Brief ->
Check each line of the records below for the word "text" and copy those where it appears.

--- BEGIN Raw records ---

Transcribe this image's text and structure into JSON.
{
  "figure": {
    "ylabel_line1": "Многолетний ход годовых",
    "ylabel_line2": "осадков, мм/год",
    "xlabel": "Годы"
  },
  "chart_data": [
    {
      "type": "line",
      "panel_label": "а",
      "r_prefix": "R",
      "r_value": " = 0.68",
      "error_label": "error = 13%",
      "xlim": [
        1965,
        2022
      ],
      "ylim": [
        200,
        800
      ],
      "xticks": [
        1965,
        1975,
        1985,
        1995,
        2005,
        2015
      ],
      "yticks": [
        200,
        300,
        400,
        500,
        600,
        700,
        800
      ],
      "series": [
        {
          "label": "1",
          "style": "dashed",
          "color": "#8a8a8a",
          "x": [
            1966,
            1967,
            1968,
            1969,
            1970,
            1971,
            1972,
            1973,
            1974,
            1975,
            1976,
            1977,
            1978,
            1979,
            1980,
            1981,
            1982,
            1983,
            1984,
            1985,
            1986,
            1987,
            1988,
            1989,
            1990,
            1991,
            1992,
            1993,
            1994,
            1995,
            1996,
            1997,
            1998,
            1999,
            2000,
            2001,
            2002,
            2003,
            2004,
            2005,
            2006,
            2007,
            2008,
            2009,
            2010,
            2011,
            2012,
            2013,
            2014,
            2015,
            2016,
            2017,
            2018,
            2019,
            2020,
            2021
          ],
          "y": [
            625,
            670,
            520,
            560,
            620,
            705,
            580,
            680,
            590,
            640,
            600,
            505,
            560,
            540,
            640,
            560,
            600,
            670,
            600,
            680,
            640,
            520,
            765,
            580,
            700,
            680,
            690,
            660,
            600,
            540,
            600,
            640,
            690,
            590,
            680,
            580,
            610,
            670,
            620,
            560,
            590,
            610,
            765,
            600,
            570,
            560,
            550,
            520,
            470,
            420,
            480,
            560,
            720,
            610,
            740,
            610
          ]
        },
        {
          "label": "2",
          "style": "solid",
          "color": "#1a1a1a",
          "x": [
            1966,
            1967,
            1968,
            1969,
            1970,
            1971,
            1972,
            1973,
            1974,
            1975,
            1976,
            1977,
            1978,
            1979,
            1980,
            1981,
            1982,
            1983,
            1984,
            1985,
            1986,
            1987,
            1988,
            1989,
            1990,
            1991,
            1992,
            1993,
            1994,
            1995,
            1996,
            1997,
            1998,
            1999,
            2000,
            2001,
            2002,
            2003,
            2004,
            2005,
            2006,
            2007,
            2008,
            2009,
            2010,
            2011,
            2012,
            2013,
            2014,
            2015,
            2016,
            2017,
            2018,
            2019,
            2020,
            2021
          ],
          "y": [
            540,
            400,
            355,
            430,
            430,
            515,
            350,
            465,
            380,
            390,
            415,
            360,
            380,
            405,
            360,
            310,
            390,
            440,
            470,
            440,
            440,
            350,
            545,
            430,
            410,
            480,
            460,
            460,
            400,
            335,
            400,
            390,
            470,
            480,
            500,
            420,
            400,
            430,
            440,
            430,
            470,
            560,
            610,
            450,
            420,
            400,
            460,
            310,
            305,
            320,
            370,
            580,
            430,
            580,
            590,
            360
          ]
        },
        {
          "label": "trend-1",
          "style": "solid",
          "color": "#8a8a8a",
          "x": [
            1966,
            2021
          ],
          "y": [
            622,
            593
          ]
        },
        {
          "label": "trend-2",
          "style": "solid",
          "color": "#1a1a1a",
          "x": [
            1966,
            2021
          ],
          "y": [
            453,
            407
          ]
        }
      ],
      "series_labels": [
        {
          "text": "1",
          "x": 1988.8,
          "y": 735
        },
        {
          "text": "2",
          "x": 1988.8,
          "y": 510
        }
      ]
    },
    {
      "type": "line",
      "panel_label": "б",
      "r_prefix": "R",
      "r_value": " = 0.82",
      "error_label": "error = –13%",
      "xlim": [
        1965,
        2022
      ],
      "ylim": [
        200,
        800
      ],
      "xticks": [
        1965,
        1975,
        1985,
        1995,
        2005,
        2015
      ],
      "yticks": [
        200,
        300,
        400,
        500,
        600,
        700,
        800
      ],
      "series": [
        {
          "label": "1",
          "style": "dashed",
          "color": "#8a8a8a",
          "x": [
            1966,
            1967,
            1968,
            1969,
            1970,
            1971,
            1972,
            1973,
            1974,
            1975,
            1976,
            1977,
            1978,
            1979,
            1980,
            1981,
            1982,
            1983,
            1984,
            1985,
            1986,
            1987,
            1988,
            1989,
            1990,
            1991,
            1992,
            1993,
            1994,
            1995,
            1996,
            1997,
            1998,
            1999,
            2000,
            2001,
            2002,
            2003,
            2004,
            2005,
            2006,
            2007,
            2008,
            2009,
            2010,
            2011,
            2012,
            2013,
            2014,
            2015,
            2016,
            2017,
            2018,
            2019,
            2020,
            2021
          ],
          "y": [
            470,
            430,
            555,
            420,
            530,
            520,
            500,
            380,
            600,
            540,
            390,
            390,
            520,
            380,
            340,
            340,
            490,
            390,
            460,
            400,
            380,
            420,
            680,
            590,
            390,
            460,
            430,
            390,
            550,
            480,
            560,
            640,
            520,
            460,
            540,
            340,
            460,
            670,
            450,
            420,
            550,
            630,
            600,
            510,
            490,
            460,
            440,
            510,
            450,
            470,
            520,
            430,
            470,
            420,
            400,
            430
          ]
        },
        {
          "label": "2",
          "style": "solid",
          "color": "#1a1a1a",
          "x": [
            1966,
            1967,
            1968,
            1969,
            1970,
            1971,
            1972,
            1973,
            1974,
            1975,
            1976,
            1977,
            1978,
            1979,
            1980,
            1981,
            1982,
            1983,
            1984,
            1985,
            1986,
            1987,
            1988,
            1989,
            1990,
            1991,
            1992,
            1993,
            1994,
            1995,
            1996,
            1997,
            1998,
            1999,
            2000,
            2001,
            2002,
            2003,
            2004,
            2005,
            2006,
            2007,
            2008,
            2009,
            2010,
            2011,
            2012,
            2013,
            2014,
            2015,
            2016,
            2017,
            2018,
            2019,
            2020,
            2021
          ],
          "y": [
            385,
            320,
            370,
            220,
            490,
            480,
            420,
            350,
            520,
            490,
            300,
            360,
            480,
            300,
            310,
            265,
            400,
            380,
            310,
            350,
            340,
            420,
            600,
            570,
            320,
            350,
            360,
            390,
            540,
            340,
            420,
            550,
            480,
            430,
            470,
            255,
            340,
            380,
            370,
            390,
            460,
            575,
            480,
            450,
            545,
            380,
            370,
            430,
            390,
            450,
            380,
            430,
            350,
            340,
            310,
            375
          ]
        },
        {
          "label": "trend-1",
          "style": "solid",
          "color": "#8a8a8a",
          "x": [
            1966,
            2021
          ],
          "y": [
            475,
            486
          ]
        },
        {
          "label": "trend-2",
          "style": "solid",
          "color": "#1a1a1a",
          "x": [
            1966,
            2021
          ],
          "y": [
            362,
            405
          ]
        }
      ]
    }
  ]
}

--- END Raw records ---

The reply ->
Transcribe this image's text and structure into JSON.
          "text": "1",
          "text": "2",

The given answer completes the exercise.